» EXERCISE
Gather each line containing the string "accent" from these entries.

» RECORD LIST
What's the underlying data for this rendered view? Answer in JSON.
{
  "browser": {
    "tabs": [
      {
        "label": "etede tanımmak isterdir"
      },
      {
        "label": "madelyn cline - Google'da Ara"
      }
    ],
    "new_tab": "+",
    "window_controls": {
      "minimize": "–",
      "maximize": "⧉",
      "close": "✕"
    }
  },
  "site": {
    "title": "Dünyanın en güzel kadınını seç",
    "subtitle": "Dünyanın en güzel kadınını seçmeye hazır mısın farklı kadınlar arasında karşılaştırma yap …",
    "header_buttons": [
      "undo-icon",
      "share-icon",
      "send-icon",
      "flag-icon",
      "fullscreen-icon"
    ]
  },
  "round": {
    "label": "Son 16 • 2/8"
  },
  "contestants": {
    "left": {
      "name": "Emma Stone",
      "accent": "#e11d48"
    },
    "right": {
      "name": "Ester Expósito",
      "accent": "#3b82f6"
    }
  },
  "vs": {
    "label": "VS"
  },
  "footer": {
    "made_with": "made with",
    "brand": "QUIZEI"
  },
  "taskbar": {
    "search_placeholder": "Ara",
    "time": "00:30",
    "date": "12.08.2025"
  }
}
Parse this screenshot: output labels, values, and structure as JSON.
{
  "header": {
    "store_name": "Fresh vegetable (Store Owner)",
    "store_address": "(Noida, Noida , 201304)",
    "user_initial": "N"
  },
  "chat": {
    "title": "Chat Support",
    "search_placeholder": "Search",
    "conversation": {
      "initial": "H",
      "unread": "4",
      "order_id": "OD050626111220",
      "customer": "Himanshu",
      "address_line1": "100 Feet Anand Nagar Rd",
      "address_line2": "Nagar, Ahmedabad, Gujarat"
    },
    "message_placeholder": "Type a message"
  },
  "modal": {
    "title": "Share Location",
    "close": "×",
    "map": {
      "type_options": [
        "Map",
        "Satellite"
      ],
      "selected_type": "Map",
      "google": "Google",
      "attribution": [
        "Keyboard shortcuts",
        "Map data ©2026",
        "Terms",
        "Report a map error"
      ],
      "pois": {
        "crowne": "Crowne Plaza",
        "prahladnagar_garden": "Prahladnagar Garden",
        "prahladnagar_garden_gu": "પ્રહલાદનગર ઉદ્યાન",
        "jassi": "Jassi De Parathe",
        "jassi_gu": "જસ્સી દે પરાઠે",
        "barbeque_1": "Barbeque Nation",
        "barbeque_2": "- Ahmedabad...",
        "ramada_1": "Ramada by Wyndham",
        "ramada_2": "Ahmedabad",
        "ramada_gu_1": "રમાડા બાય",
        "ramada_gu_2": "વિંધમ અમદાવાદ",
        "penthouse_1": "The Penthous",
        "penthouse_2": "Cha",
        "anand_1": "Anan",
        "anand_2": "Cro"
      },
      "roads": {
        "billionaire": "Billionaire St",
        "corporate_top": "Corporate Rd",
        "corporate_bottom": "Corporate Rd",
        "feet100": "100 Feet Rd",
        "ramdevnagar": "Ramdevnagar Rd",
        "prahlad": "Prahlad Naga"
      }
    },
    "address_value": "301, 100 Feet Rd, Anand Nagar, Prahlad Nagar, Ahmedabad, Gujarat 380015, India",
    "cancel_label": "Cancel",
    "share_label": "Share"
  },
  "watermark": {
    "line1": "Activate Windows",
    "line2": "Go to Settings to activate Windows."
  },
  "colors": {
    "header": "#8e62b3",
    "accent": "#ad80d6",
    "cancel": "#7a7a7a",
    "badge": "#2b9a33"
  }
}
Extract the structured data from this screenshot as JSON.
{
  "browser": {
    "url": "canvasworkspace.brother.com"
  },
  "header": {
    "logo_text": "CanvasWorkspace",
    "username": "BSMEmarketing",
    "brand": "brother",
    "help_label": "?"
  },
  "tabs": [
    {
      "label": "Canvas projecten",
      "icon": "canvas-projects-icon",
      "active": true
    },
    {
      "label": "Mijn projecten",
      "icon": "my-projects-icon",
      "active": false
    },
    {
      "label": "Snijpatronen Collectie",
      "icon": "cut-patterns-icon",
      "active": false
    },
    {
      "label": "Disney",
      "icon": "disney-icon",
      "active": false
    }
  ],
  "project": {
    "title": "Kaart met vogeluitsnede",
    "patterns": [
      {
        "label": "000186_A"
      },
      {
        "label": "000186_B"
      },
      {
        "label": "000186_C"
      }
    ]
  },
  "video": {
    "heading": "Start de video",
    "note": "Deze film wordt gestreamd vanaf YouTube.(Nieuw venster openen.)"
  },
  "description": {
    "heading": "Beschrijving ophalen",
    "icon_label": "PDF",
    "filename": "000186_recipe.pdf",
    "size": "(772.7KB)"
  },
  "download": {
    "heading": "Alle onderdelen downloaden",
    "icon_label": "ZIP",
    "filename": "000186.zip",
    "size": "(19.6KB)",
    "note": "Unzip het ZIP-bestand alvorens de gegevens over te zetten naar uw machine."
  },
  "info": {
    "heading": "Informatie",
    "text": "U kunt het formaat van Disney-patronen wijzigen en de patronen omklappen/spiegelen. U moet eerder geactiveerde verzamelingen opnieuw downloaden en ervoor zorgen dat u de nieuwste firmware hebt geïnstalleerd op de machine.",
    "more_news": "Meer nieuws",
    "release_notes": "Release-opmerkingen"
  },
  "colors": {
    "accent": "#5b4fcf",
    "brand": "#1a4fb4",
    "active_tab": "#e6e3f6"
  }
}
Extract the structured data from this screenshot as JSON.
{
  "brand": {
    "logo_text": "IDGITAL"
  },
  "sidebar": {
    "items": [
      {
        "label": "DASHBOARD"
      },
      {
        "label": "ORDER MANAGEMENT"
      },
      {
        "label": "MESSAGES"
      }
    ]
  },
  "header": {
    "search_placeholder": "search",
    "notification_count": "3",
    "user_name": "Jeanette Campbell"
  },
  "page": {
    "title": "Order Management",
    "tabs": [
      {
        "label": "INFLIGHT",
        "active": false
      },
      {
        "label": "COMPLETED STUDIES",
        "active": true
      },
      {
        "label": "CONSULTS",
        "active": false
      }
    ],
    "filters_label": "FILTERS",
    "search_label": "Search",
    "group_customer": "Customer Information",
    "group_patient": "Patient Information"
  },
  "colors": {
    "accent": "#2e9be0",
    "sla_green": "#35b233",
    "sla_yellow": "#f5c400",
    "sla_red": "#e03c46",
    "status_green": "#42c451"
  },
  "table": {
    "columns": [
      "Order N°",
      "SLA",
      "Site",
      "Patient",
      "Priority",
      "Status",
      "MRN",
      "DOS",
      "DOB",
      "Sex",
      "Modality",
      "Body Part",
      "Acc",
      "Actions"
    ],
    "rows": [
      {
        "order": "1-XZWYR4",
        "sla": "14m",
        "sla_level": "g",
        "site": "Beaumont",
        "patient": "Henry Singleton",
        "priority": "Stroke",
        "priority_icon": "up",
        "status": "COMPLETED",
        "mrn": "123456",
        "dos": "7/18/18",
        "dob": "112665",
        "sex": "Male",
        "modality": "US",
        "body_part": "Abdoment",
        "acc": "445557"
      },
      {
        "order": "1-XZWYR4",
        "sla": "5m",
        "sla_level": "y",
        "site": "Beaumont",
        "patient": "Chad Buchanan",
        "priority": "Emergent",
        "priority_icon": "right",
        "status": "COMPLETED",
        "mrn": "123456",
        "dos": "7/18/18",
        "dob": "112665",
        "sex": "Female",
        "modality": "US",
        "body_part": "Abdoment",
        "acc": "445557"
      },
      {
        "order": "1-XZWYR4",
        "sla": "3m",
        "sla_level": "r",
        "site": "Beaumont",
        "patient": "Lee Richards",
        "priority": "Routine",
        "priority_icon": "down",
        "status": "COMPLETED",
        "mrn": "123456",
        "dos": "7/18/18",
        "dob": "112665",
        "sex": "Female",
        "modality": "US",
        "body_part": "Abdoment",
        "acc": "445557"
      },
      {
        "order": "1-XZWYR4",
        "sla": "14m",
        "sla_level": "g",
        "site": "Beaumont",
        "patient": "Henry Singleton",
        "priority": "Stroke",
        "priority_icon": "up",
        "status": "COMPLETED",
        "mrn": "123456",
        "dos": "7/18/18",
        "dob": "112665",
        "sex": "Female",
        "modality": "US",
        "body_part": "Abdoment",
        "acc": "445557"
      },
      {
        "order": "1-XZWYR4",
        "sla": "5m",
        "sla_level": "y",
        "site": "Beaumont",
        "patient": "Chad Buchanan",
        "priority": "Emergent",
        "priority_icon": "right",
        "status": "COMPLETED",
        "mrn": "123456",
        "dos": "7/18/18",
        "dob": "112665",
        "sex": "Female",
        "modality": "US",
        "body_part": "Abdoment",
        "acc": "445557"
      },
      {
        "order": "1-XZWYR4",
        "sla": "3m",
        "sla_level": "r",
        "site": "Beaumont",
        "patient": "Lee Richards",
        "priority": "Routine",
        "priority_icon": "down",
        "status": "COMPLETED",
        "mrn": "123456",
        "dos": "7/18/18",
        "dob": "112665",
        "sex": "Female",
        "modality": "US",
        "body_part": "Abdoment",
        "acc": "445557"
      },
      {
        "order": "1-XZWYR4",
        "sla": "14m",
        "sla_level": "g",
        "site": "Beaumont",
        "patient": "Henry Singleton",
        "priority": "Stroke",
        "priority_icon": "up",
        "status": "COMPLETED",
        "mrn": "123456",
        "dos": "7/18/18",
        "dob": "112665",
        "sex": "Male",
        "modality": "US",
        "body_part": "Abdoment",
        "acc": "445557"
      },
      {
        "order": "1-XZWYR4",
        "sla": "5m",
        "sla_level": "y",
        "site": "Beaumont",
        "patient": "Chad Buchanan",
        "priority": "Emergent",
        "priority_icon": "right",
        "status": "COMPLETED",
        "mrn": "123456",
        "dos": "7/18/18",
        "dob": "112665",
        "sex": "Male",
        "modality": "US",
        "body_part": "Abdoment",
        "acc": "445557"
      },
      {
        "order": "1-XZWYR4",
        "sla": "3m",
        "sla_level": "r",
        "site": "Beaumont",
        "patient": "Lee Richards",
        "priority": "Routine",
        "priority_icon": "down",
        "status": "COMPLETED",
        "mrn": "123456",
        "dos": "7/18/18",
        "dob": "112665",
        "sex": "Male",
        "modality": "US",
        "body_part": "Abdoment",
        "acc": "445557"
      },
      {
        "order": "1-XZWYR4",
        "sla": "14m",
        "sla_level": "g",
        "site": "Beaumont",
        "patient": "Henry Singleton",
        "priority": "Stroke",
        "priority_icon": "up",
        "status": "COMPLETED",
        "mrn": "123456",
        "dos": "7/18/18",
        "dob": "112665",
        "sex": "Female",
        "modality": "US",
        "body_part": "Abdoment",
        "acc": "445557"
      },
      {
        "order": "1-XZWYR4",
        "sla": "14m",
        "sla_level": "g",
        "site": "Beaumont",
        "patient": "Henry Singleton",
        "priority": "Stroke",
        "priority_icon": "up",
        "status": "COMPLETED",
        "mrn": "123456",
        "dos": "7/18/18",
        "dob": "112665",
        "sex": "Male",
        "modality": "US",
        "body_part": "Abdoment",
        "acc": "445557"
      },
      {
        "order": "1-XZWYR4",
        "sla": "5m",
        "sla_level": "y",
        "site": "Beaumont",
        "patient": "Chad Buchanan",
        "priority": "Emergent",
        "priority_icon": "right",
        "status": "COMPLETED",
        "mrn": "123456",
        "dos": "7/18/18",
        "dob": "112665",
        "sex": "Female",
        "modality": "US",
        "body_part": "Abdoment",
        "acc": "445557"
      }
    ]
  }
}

» SOLVED PROBLEM
      "accent": "#e11d48"
      "accent": "#3b82f6"
    "accent": "#ad80d6",
    "accent": "#5b4fcf",
    "accent": "#2e9be0",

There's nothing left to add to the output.